▶ Stated problem: Each entry below is to be printed verbatim.
┄┄┄┄┄┄┄┄┄┄
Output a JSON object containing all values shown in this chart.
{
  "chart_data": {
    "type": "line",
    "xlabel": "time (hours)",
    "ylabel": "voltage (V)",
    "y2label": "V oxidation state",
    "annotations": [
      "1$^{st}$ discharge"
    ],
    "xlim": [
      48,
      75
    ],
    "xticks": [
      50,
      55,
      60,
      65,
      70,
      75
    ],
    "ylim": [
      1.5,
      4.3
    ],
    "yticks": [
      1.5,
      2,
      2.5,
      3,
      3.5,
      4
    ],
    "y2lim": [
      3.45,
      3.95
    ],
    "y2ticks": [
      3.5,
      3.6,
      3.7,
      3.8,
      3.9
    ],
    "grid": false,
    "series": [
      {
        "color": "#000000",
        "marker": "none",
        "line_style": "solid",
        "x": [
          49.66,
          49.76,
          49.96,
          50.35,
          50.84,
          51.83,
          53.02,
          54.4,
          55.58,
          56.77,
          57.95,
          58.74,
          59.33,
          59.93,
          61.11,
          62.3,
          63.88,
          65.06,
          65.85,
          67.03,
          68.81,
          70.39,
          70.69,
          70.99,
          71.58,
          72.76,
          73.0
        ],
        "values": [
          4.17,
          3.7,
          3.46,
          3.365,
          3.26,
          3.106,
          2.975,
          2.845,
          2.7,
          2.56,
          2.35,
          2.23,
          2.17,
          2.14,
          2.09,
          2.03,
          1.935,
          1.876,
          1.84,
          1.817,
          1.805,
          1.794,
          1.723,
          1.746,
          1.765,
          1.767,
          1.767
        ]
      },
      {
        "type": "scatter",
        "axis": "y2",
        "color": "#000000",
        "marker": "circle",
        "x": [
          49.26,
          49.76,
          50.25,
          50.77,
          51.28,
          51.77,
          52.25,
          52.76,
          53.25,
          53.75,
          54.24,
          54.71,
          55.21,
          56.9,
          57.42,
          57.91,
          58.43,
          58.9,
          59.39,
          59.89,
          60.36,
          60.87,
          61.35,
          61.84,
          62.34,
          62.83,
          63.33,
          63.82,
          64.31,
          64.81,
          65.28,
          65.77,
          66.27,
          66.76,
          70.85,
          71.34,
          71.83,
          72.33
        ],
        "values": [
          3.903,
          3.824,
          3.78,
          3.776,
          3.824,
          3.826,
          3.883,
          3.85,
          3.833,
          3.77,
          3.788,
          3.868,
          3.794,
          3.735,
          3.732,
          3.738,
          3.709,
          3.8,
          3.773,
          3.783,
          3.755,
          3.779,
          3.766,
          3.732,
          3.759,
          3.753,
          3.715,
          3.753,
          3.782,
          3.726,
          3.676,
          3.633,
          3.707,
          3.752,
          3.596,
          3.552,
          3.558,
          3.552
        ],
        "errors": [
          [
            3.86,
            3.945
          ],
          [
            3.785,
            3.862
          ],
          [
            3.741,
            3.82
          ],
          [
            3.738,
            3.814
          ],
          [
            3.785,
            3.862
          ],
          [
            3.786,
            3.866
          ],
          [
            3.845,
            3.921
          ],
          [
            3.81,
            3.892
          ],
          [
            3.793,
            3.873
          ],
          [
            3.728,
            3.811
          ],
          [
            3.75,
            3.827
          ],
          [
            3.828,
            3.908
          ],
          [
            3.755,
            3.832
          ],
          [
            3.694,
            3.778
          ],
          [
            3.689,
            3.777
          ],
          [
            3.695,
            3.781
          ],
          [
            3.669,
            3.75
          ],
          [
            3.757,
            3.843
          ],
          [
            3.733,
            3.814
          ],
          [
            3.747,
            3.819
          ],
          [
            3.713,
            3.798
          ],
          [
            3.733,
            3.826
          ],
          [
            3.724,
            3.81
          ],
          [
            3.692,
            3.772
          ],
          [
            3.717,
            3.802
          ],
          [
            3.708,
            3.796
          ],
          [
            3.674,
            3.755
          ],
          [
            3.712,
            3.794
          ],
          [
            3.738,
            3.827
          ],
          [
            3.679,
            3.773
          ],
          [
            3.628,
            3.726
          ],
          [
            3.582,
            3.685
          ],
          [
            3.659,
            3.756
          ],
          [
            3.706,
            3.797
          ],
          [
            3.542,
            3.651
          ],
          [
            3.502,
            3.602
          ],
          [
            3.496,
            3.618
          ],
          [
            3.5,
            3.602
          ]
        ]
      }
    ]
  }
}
┄┄┄┄┄┄┄┄┄┄
▶ Task solution:
Output a JSON object containing all values shown in this chart.
{
  "chart_data": {
    "type": "line",
    "xlabel": "time (hours)",
    "ylabel": "voltage (V)",
    "y2label": "V oxidation state",
    "annotations": [
      "1$^{st}$ discharge"
    ],
    "xlim": [
      48,
      75
    ],
    "xticks": [
      50,
      55,
      60,
      65,
      70,
      75
    ],
    "ylim": [
      1.5,
      4.3
    ],
    "yticks": [
      1.5,
      2,
      2.5,
      3,
      3.5,
      4
    ],
    "y2lim": [
      3.45,
      3.95
    ],
    "y2ticks": [
      3.5,
      3.6,
      3.7,
      3.8,
      3.9
    ],
    "grid": false,
    "series": [
      {
        "color": "#000000",
        "marker": "none",
        "line_style": "solid",
        "x": [
          49.66,
          49.76,
          49.96,
          50.35,
          50.84,
          51.83,
          53.02,
          54.4,
          55.58,
          56.77,
          57.95,
          58.74,
          59.33,
          59.93,
          61.11,
          62.3,
          63.88,
          65.06,
          65.85,
          67.03,
          68.81,
          70.39,
          70.69,
          70.99,
          71.58,
          72.76,
          73.0
        ],
        "values": [
          4.17,
          3.7,
          3.46,
          3.365,
          3.26,
          3.106,
          2.975,
          2.845,
          2.7,
          2.56,
          2.35,
          2.23,
          2.17,
          2.14,
          2.09,
          2.03,
          1.935,
          1.876,
          1.84,
          1.817,
          1.805,
          1.794,
          1.723,
          1.746,
          1.765,
          1.767,
          1.767
        ]
      },
      {
        "type": "scatter",
        "axis": "y2",
        "color": "#000000",
        "marker": "circle",
        "x": [
          49.26,
          49.76,
          50.25,
          50.77,
          51.28,
          51.77,
          52.25,
          52.76,
          53.25,
          53.75,
          54.24,
          54.71,
          55.21,
          56.9,
          57.42,
          57.91,
          58.43,
          58.9,
          59.39,
          59.89,
          60.36,
          60.87,
          61.35,
          61.84,
          62.34,
          62.83,
          63.33,
          63.82,
          64.31,
          64.81,
          65.28,
          65.77,
          66.27,
          66.76,
          70.85,
          71.34,
          71.83,
          72.33
        ],
        "values": [
          3.903,
          3.824,
          3.78,
          3.776,
          3.824,
          3.826,
          3.883,
          3.85,
          3.833,
          3.77,
          3.788,
          3.868,
          3.794,
          3.735,
          3.732,
          3.738,
          3.709,
          3.8,
          3.773,
          3.783,
          3.755,
          3.779,
          3.766,
          3.732,
          3.759,
          3.753,
          3.715,
          3.753,
          3.782,
          3.726,
          3.676,
          3.633,
          3.707,
          3.752,
          3.596,
          3.552,
          3.558,
          3.552
        ],
        "errors": [
          [
            3.86,
            3.945
          ],
          [
            3.785,
            3.862
          ],
          [
            3.741,
            3.82
          ],
          [
            3.738,
            3.814
          ],
          [
            3.785,
            3.862
          ],
          [
            3.786,
            3.866
          ],
          [
            3.845,
            3.921
          ],
          [
            3.81,
            3.892
          ],
          [
            3.793,
            3.873
          ],
          [
            3.728,
            3.811
          ],
          [
            3.75,
            3.827
          ],
          [
            3.828,
            3.908
          ],
          [
            3.755,
            3.832
          ],
          [
            3.694,
            3.778
          ],
          [
            3.689,
            3.777
          ],
          [
            3.695,
            3.781
          ],
          [
            3.669,
            3.75
          ],
          [
            3.757,
            3.843
          ],
          [
            3.733,
            3.814
          ],
          [
            3.747,
            3.819
          ],
          [
            3.713,
            3.798
          ],
          [
            3.733,
            3.826
          ],
          [
            3.724,
            3.81
          ],
          [
            3.692,
            3.772
          ],
          [
            3.717,
            3.802
          ],
          [
            3.708,
            3.796
          ],
          [
            3.674,
            3.755
          ],
          [
            3.712,
            3.794
          ],
          [
            3.738,
            3.827
          ],
          [
            3.679,
            3.773
          ],
          [
            3.628,
            3.726
          ],
          [
            3.582,
            3.685
          ],
          [
            3.659,
            3.756
          ],
          [
            3.706,
            3.797
          ],
          [
            3.542,
            3.651
          ],
          [
            3.502,
            3.602
          ],
          [
            3.496,
            3.618
          ],
          [
            3.5,
            3.602
          ]
        ]
      }
    ]
  }
}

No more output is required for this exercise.